Instruction
Check each line of the listing for the word "interface" and report how many lines contain it, giving nothing but the number.
-----
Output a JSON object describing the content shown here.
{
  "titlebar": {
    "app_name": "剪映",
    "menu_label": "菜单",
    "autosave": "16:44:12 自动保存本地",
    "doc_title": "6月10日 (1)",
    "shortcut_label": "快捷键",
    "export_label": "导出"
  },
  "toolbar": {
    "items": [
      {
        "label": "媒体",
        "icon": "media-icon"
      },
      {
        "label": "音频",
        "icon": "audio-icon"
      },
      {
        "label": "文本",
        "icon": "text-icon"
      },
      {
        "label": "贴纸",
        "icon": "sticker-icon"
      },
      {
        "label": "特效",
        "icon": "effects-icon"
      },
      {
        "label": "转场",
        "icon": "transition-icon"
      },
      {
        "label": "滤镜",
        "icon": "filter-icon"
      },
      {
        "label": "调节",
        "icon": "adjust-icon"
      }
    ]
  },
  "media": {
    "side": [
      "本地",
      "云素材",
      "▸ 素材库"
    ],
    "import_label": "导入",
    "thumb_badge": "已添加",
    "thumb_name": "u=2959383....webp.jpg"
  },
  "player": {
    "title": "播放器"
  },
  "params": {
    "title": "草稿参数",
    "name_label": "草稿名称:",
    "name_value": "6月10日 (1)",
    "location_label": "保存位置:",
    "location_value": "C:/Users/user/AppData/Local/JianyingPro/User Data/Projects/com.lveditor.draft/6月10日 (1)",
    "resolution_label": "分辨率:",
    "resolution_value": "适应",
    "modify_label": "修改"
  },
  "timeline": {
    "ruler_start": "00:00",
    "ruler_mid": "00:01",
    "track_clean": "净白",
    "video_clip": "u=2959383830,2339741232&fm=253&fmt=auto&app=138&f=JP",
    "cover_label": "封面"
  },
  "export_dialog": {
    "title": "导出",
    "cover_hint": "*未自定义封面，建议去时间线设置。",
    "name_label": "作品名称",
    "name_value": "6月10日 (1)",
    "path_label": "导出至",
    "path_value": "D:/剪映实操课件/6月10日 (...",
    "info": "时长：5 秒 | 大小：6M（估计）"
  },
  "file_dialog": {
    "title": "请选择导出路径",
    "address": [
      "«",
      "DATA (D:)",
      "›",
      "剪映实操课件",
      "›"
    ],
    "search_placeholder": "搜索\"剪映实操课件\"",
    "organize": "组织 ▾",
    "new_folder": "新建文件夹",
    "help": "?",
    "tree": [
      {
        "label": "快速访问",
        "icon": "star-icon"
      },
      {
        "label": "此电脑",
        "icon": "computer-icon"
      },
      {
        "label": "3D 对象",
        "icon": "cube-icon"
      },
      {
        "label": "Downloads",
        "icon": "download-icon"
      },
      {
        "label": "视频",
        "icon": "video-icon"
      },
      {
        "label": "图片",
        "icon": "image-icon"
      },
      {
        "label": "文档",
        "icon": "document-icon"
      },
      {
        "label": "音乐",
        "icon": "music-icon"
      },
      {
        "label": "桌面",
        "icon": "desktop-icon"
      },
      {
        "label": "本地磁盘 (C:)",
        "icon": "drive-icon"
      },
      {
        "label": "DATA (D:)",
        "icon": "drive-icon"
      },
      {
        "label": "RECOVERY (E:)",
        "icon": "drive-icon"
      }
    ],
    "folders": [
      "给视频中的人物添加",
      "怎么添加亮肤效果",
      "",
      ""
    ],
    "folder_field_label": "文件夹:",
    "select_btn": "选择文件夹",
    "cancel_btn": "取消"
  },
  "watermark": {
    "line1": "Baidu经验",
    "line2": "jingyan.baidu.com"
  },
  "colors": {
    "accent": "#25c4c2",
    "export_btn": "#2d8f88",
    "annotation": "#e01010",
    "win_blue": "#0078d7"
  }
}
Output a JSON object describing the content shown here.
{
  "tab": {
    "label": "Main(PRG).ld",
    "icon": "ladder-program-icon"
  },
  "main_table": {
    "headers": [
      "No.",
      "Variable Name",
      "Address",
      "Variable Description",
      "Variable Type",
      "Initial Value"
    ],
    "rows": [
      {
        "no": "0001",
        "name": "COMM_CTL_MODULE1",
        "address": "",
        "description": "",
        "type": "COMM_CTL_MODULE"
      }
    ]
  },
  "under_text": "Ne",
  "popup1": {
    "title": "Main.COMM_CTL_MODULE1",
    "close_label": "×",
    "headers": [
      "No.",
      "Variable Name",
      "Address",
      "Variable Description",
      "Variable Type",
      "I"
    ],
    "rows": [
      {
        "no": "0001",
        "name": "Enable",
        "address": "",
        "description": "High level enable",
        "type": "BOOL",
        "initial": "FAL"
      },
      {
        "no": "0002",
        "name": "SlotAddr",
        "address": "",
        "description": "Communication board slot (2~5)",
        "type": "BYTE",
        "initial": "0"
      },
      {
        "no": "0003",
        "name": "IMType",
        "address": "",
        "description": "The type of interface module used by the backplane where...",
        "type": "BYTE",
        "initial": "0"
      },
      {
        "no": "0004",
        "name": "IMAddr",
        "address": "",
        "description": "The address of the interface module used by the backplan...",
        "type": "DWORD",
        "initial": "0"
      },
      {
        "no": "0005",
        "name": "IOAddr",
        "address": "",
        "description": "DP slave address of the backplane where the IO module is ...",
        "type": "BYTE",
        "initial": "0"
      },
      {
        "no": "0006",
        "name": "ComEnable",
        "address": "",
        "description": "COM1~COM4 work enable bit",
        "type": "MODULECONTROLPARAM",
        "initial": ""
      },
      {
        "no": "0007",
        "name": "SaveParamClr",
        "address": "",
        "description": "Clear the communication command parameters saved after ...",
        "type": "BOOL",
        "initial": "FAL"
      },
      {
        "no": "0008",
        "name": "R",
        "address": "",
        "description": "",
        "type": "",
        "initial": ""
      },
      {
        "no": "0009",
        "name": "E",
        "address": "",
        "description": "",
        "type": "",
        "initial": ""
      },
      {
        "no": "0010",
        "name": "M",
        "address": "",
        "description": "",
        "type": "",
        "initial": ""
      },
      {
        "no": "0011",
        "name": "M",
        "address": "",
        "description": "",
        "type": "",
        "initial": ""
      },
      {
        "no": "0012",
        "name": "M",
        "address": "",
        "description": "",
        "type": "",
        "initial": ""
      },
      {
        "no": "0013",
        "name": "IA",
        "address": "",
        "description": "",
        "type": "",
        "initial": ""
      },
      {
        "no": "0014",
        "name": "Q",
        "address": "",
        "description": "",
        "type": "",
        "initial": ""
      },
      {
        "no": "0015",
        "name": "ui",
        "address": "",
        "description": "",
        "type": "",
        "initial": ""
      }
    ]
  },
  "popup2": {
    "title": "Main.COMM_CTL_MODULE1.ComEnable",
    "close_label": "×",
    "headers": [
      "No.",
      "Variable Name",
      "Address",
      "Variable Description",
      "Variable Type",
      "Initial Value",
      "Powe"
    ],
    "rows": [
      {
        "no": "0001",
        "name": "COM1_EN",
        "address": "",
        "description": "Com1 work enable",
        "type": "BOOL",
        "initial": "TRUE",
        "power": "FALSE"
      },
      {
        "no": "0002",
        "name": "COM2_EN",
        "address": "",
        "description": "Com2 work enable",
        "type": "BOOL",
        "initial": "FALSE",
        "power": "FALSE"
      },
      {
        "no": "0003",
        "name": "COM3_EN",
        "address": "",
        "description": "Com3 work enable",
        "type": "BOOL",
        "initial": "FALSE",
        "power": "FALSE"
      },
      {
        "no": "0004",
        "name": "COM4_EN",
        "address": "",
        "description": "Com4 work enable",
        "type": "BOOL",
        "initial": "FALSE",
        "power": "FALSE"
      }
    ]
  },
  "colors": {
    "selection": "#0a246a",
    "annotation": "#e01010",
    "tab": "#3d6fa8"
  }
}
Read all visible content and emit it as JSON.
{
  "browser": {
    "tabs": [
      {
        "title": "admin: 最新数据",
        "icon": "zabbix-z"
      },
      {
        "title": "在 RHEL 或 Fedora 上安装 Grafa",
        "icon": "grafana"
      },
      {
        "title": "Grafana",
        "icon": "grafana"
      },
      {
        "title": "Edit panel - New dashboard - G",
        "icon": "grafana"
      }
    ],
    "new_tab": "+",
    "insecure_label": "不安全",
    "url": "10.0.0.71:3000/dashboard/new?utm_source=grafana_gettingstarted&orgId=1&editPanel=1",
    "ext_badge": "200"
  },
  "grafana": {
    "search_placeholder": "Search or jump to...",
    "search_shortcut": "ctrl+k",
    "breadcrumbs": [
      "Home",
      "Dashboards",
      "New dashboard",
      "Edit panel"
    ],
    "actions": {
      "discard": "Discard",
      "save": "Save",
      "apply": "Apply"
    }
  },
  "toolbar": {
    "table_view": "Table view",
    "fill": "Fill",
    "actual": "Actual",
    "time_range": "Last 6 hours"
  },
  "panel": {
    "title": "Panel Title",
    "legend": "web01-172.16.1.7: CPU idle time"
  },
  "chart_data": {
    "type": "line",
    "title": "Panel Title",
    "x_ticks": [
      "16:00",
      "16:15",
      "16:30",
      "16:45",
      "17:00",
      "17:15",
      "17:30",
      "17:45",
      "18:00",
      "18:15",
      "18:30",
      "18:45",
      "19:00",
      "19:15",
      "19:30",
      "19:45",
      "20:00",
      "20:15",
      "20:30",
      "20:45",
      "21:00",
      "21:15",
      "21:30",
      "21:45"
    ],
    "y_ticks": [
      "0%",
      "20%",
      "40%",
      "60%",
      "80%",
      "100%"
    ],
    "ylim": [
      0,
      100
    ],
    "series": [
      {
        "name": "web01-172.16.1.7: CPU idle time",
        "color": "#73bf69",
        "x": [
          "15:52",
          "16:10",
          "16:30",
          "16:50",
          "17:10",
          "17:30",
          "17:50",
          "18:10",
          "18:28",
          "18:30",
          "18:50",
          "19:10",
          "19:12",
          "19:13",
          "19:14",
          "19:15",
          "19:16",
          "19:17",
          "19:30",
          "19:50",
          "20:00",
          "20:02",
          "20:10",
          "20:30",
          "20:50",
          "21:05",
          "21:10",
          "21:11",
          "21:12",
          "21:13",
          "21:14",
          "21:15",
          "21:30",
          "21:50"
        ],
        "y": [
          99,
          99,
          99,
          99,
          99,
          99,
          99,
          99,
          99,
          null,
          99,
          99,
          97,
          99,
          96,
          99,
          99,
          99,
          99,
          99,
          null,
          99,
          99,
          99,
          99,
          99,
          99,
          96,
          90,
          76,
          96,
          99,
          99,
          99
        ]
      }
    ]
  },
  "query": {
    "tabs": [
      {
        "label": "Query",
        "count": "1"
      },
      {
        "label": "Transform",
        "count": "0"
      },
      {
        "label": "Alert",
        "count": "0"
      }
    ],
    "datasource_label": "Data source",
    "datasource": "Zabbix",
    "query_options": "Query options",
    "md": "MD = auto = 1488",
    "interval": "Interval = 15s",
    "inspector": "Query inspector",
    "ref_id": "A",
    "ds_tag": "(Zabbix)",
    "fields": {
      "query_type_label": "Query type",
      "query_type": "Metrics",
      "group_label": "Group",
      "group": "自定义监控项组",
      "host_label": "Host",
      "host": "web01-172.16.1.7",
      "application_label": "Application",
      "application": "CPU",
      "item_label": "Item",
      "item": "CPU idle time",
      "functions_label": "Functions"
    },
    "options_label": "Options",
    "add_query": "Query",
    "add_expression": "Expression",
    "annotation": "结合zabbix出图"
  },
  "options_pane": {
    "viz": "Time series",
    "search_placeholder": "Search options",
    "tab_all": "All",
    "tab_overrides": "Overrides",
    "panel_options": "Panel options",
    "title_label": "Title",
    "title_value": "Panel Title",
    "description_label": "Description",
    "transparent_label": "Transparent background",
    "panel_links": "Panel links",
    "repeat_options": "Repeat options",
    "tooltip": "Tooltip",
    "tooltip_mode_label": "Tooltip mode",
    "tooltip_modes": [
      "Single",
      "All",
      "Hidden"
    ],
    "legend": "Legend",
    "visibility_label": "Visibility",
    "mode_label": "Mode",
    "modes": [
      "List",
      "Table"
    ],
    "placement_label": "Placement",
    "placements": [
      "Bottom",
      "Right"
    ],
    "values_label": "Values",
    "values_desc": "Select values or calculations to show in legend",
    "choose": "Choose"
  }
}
-----
Worked solution
2